◆ **Directive**:
Copy every line of the records below word for word, keeping each line and its order unchanged.

◆ **Data supplied**:
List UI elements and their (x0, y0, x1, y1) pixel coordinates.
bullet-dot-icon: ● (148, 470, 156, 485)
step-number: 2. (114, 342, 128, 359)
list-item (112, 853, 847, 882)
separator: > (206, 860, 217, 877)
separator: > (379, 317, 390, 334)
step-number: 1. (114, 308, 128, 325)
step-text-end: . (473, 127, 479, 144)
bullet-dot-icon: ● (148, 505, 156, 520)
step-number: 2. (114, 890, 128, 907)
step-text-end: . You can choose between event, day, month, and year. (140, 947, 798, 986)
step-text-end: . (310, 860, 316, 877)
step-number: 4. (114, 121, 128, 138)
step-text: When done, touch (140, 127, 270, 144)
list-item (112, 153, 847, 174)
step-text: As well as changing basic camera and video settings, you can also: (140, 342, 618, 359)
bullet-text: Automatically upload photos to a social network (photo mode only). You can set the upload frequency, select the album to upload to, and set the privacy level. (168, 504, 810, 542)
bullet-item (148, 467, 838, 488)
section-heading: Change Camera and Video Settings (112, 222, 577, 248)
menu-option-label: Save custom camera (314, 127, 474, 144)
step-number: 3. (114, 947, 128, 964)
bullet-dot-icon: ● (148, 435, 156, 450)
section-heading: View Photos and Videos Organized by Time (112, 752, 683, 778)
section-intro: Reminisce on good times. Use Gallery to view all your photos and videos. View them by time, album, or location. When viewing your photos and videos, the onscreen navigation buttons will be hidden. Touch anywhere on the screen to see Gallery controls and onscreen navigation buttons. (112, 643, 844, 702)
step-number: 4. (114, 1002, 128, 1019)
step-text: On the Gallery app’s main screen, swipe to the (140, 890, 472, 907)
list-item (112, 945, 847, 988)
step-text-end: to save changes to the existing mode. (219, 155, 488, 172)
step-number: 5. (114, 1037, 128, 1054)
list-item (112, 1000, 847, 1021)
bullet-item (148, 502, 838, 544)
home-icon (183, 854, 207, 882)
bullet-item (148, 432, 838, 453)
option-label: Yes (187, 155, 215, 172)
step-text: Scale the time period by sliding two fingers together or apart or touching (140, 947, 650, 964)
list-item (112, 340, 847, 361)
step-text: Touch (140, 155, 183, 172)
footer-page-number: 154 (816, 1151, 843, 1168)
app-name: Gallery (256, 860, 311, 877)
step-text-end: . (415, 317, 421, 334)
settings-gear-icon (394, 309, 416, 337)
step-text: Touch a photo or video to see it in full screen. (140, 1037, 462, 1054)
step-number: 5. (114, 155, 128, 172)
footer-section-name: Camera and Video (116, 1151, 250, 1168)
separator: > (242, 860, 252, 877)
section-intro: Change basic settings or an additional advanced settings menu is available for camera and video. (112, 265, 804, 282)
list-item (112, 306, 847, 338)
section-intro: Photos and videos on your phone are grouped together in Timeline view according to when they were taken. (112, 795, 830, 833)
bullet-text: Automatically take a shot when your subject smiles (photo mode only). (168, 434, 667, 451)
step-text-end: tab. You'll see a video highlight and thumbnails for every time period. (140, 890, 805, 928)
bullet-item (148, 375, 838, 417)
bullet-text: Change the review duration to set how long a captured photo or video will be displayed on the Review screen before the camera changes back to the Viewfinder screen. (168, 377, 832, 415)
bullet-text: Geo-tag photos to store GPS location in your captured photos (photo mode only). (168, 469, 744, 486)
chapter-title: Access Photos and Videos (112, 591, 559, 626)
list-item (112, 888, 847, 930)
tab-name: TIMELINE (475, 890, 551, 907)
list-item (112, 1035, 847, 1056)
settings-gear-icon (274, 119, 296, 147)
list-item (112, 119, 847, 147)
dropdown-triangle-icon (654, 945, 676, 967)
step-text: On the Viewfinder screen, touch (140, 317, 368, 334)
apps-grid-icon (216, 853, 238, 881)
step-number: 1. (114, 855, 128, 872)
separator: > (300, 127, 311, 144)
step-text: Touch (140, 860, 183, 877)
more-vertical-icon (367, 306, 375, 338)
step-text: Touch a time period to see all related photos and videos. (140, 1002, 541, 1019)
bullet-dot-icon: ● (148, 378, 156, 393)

◆ **Result of this exercise**:
List UI elements and their (x0, y0, x1, y1) pixel coordinates.
bullet-dot-icon: ● (148, 470, 156, 485)
step-number: 2. (114, 342, 128, 359)
list-item (112, 853, 847, 882)
separator: > (206, 860, 217, 877)
separator: > (379, 317, 390, 334)
step-number: 1. (114, 308, 128, 325)
step-text-end: . (473, 127, 479, 144)
bullet-dot-icon: ● (148, 505, 156, 520)
step-number: 2. (114, 890, 128, 907)
step-text-end: . You can choose between event, day, month, and year. (140, 947, 798, 986)
step-text-end: . (310, 860, 316, 877)
step-number: 4. (114, 121, 128, 138)
step-text: When done, touch (140, 127, 270, 144)
list-item (112, 153, 847, 174)
step-text: As well as changing basic camera and video settings, you can also: (140, 342, 618, 359)
bullet-text: Automatically upload photos to a social network (photo mode only). You can set the upload frequency, select the album to upload to, and set the privacy level. (168, 504, 810, 542)
bullet-item (148, 467, 838, 488)
section-heading: Change Camera and Video Settings (112, 222, 577, 248)
menu-option-label: Save custom camera (314, 127, 474, 144)
step-number: 3. (114, 947, 128, 964)
bullet-dot-icon: ● (148, 435, 156, 450)
section-heading: View Photos and Videos Organized by Time (112, 752, 683, 778)
section-intro: Reminisce on good times. Use Gallery to view all your photos and videos. View them by time, album, or location. When viewing your photos and videos, the onscreen navigation buttons will be hidden. Touch anywhere on the screen to see Gallery controls and onscreen navigation buttons. (112, 643, 844, 702)
step-number: 4. (114, 1002, 128, 1019)
step-text: On the Gallery app’s main screen, swipe to the (140, 890, 472, 907)
list-item (112, 945, 847, 988)
step-text-end: to save changes to the existing mode. (219, 155, 488, 172)
step-number: 5. (114, 1037, 128, 1054)
list-item (112, 1000, 847, 1021)
bullet-item (148, 502, 838, 544)
home-icon (183, 854, 207, 882)
bullet-item (148, 432, 838, 453)
option-label: Yes (187, 155, 215, 172)
step-text: Scale the time period by sliding two fingers together or apart or touching (140, 947, 650, 964)
list-item (112, 340, 847, 361)
step-text: Touch (140, 155, 183, 172)
footer-page-number: 154 (816, 1151, 843, 1168)
app-name: Gallery (256, 860, 311, 877)
step-text-end: . (415, 317, 421, 334)
settings-gear-icon (394, 309, 416, 337)
step-text: Touch a photo or video to see it in full screen. (140, 1037, 462, 1054)
step-number: 5. (114, 155, 128, 172)
footer-section-name: Camera and Video (116, 1151, 250, 1168)
separator: > (242, 860, 252, 877)
section-intro: Change basic settings or an additional advanced settings menu is available for camera and video. (112, 265, 804, 282)
list-item (112, 306, 847, 338)
section-intro: Photos and videos on your phone are grouped together in Timeline view according to when they were taken. (112, 795, 830, 833)
bullet-text: Automatically take a shot when your subject smiles (photo mode only). (168, 434, 667, 451)
step-text-end: tab. You'll see a video highlight and thumbnails for every time period. (140, 890, 805, 928)
bullet-item (148, 375, 838, 417)
bullet-text: Change the review duration to set how long a captured photo or video will be displayed on the Review screen before the camera changes back to the Viewfinder screen. (168, 377, 832, 415)
bullet-text: Geo-tag photos to store GPS location in your captured photos (photo mode only). (168, 469, 744, 486)
chapter-title: Access Photos and Videos (112, 591, 559, 626)
list-item (112, 888, 847, 930)
tab-name: TIMELINE (475, 890, 551, 907)
list-item (112, 1035, 847, 1056)
settings-gear-icon (274, 119, 296, 147)
list-item (112, 119, 847, 147)
dropdown-triangle-icon (654, 945, 676, 967)
step-text: On the Viewfinder screen, touch (140, 317, 368, 334)
apps-grid-icon (216, 853, 238, 881)
step-number: 1. (114, 855, 128, 872)
separator: > (300, 127, 311, 144)
step-text: Touch (140, 860, 183, 877)
more-vertical-icon (367, 306, 375, 338)
step-text: Touch a time period to see all related photos and videos. (140, 1002, 541, 1019)
bullet-dot-icon: ● (148, 378, 156, 393)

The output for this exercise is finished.